» What needs to be done
Find every line with the word "musí". Copy those lines.

» Records to use
+++++
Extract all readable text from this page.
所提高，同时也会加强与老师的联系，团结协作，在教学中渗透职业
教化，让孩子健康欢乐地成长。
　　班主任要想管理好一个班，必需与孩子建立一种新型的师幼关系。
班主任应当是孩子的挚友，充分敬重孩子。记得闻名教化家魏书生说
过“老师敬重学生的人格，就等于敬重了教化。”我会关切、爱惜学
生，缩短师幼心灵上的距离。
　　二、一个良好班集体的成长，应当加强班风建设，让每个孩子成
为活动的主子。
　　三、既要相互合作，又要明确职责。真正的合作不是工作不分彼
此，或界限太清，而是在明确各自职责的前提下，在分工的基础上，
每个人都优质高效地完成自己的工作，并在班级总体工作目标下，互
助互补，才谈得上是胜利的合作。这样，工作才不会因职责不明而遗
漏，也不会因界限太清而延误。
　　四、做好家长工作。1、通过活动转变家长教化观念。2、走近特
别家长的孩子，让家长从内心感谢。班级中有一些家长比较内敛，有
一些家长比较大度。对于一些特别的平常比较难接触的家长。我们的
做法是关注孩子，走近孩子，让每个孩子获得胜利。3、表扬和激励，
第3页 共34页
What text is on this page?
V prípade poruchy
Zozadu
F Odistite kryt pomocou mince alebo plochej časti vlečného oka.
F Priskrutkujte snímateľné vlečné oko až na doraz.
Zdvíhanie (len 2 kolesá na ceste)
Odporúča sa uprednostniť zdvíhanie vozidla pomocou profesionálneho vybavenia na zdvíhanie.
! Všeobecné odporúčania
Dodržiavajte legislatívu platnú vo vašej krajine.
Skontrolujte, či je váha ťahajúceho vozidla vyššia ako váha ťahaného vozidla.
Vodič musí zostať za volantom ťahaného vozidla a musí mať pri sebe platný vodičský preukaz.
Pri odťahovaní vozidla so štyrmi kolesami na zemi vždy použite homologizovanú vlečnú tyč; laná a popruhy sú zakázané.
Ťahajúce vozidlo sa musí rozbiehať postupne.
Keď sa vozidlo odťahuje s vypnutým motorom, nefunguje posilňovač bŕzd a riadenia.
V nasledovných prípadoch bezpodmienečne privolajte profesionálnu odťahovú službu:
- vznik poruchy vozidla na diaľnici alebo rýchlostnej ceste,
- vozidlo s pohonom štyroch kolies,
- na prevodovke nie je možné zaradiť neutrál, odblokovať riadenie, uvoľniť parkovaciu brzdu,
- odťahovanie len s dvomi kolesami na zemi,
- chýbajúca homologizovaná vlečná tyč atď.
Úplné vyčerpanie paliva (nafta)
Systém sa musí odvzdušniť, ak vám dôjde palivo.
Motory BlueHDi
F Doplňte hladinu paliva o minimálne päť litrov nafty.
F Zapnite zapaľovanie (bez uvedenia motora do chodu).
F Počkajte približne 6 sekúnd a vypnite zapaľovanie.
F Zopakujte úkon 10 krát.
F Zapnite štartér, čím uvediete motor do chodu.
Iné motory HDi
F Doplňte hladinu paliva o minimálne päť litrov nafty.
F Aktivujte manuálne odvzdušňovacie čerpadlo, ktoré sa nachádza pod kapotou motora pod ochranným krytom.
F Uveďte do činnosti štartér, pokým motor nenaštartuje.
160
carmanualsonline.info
+++++
» Output of the exercise
Vodič musí zostať za volantom ťahaného vozidla a musí mať pri sebe platný vodičský preukaz.
Ťahajúce vozidlo sa musí rozbiehať postupne.
Systém sa musí odvzdušniť, ak vám dôjde palivo.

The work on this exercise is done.